== Extract provided ==
####

Tuesday, August 1, 2017

In My Past Life I Was a Construction Worker.

I mom hard.

By mom hard I mean my kids eat frozen chicken nuggets and I make generous donation to the school bake sale instead of baking while flashing my " I've actually caught a house on fire while boiling water" paperwork.

This is why no one should've been surprised to find me surveying the local construction work about a mile from my house. Quality road work  matters. By surveying I mean nervously waving to construction workers and confused drivers while power walking with a purpose.

Let me backtrack. Audrey had a doctors appointment. A lengthy, scratch your eyes out, torturous doctors appointment. This left my mom (God bless her) with the buddha baby.

My baby is a boob baby. Girl doesn't miss a meal...Hell she doesn't miss a chance to motorboat herself catatonic in remebrance of a meal.(Don't act like you haven't done the same thing after a 2am taco bell cheesy gordita crunch run.) She does however miss every chance possible to take a bottle. God rest my mother's sanity, she was left with the 3 others, some pumped milk, and a long last look of pity.

May the odds be ever in your favor.
They weren't.

So after spending a few hours physically wrestling Audrey in front of some very confused parents and reassuring the nurse that her new elbow sized face bruise actually makes her look thinner we get the SOS call from my mom and head home.
Boob baby down.

We are hauling butt home. Im nervous mom sweating at this point. You moms know what im talking about. You know your baby has lost her shit so you're trying not to shit your pants. Cue road work from hell.

####

Items listed in a dataset:
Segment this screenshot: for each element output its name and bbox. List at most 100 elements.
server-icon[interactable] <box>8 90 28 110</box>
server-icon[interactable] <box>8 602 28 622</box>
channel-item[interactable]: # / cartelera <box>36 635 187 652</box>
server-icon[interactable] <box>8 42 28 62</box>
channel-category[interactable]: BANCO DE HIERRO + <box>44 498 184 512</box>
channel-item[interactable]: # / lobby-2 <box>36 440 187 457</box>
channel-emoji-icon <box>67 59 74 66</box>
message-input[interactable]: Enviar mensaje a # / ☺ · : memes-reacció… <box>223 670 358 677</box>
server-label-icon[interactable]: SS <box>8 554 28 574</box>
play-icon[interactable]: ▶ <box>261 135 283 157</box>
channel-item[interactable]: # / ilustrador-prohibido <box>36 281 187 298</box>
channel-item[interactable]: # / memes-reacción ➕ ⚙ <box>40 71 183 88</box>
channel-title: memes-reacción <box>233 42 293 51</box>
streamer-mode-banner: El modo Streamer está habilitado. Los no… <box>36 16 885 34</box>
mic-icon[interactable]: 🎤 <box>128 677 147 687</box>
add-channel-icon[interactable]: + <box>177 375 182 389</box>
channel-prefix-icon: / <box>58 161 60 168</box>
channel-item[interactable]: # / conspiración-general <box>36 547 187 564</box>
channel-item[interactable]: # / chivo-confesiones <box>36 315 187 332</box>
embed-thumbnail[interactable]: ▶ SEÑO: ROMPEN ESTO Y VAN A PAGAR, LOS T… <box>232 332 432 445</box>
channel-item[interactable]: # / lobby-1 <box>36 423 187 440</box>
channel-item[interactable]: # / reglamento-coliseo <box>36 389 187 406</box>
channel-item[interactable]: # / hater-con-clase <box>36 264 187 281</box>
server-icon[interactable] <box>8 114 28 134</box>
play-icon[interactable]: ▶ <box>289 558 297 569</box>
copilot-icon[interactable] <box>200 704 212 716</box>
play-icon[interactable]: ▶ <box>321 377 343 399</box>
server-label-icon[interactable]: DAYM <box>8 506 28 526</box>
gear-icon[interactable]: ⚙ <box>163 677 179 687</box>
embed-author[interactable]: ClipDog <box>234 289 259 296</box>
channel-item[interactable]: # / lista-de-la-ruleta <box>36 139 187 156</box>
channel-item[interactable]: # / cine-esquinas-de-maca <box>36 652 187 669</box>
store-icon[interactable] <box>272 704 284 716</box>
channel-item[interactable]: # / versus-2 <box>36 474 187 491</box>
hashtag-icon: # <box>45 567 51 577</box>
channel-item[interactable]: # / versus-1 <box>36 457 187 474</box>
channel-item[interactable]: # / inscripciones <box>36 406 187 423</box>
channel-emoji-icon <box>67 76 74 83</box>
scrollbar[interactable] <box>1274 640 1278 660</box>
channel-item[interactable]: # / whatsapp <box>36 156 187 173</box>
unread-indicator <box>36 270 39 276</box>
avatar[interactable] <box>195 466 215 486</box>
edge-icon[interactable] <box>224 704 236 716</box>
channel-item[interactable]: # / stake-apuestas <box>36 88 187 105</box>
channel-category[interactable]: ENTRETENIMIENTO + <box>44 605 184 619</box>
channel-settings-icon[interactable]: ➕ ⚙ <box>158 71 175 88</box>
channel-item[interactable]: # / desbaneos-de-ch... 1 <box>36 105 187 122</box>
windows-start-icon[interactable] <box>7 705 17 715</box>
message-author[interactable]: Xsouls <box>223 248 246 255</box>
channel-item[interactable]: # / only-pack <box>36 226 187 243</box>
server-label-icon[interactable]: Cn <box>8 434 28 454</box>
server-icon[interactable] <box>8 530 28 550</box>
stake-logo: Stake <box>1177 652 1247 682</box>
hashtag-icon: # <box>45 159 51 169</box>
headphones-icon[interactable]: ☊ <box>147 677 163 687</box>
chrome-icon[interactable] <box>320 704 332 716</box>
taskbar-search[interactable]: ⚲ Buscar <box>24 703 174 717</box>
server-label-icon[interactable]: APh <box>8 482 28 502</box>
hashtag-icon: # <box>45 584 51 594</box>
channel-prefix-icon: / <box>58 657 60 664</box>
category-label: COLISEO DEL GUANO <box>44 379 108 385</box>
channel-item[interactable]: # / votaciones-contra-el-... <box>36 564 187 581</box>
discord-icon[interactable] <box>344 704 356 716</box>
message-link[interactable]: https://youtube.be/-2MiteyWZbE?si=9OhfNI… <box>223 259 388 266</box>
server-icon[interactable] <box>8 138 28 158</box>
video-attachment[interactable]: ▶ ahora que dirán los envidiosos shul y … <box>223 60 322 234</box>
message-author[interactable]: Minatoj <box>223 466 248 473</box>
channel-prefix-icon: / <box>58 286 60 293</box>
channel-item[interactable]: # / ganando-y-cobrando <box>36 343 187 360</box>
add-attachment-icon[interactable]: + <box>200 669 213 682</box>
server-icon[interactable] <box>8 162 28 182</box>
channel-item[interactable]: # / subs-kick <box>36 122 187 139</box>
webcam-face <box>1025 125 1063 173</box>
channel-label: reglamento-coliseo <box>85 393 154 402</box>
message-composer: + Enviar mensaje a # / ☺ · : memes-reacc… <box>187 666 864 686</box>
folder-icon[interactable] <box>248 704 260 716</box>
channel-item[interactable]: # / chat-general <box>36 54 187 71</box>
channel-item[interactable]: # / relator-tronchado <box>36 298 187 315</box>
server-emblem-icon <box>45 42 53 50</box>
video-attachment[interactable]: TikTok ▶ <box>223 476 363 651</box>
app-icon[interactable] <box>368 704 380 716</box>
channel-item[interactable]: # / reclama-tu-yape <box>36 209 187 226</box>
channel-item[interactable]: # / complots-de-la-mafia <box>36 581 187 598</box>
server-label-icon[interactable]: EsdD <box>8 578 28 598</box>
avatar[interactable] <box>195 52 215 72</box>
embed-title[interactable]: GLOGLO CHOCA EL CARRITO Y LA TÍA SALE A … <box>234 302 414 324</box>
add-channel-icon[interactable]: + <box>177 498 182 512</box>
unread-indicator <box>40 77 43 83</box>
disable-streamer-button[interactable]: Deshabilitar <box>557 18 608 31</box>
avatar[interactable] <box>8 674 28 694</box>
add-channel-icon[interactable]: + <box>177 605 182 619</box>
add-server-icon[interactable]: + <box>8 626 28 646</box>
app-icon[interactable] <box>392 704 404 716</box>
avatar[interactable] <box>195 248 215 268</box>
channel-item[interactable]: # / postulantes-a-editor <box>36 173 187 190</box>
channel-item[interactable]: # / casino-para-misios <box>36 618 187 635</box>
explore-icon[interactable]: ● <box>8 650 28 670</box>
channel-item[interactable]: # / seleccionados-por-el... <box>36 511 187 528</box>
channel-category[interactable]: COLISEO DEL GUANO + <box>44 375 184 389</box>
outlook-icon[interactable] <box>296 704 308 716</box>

####

== Task requirements ==
1 - Using the blog post, decide whether each statement agrees with it, answering yes or no and quoting the words that settle it: (a) The author's mother was left with three other children besides the baby. (b) The baby readily takes a bottle. (c) The construction work is about a mile from the author's house.
2 - Carry on the blog post, picking up right after its final line, "Cue road work from hell."

== Solved problems ==
1 -
(a) Yes: "she was left with the 3 others, some pumped milk, and a long last look of pity."
(b) No: "She does however miss every chance possible to take a bottle."
(c) Yes: "surveying the local construction work about a mile from my house."

2 -
15 minutes we sit. 15 minutes. We are a mile away. You know those points in movies where the main character finally snaps and you know shits about to get real? This was me. Shit was about to get real, and not just in my pants.

I turn to my husband and say very calmy: " I'm getting out". Relationship goals yall. This is how you know you've reached them.

He glances at me and says:  "ok bye"
Clearly this man knows my brand of crazy. There was no um are you nuts, this is grid lock traffic, you're a mile away, the roads are torn up, there are no sidewalks, its hot. Nope, not from my guy. "ok bye".
Byyyyeeeeee.

Have you ever hit a deer? That deer in the headlight look is a real thing. I got this look from about 32 confused people sitting in cars who had the privilege of watching me scramble around chunks of road, cones, and do not cross tape.

It was almost as comical as the construction worker's faces. I decided to play it real awkward with them though, and just do some small waving and head nodding. Just taking a tour boys, great job. Love what you did with that corner back there!

So a mile later I arrive home. I roll in ( aka drag) my out of shape wheezing, sweaty, crazed look mom on a mission, give me that baby, roll in.

Baby is good. Kids are good.
Cue my husband pulling in approximately 3 minutes later.

What is the lesson in this story you may ask?
There is no crazy like mom crazy.
And my feet hurt.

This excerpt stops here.